■ WHAT IS REQUIRED
Without omitting anything, return the records precisely as given.

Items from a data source
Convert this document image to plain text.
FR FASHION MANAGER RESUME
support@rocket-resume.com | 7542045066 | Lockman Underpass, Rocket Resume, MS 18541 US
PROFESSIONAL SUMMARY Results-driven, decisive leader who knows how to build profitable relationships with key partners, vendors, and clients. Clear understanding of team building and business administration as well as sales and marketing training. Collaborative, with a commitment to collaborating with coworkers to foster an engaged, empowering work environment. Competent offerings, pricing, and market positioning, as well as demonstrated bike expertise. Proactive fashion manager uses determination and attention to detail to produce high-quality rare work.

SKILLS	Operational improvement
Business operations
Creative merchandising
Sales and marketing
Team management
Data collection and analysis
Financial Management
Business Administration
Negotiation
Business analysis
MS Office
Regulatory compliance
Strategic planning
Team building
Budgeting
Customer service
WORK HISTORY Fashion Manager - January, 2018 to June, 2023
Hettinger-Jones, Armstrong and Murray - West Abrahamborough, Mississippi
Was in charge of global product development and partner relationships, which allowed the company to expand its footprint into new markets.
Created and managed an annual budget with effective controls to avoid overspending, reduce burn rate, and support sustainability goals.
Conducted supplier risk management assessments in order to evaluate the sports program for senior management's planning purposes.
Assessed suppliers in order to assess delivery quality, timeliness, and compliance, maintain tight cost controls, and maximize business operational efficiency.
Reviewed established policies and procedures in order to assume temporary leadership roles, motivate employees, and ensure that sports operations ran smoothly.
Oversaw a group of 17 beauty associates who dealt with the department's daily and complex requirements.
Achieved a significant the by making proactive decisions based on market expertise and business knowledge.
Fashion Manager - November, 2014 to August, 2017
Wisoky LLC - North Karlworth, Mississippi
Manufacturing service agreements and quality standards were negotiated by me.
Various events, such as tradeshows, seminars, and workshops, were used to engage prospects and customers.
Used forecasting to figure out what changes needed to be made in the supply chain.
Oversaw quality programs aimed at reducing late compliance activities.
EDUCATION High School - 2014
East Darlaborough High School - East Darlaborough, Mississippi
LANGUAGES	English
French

■ REPLY TO THE TASK
Convert this document image to plain text.
FR FASHION MANAGER RESUME
support@rocket-resume.com | 7542045066 | Lockman Underpass, Rocket Resume, MS 18541 US
PROFESSIONAL SUMMARY Results-driven, decisive leader who knows how to build profitable relationships with key partners, vendors, and clients. Clear understanding of team building and business administration as well as sales and marketing training. Collaborative, with a commitment to collaborating with coworkers to foster an engaged, empowering work environment. Competent offerings, pricing, and market positioning, as well as demonstrated bike expertise. Proactive fashion manager uses determination and attention to detail to produce high-quality rare work.

SKILLS	Operational improvement
Business operations
Creative merchandising
Sales and marketing
Team management
Data collection and analysis
Financial Management
Business Administration
Negotiation
Business analysis
MS Office
Regulatory compliance
Strategic planning
Team building
Budgeting
Customer service
WORK HISTORY Fashion Manager - January, 2018 to June, 2023
Hettinger-Jones, Armstrong and Murray - West Abrahamborough, Mississippi
Was in charge of global product development and partner relationships, which allowed the company to expand its footprint into new markets.
Created and managed an annual budget with effective controls to avoid overspending, reduce burn rate, and support sustainability goals.
Conducted supplier risk management assessments in order to evaluate the sports program for senior management's planning purposes.
Assessed suppliers in order to assess delivery quality, timeliness, and compliance, maintain tight cost controls, and maximize business operational efficiency.
Reviewed established policies and procedures in order to assume temporary leadership roles, motivate employees, and ensure that sports operations ran smoothly.
Oversaw a group of 17 beauty associates who dealt with the department's daily and complex requirements.
Achieved a significant the by making proactive decisions based on market expertise and business knowledge.
Fashion Manager - November, 2014 to August, 2017
Wisoky LLC - North Karlworth, Mississippi
Manufacturing service agreements and quality standards were negotiated by me.
Various events, such as tradeshows, seminars, and workshops, were used to engage prospects and customers.
Used forecasting to figure out what changes needed to be made in the supply chain.
Oversaw quality programs aimed at reducing late compliance activities.
EDUCATION High School - 2014
East Darlaborough High School - East Darlaborough, Mississippi
LANGUAGES	English
French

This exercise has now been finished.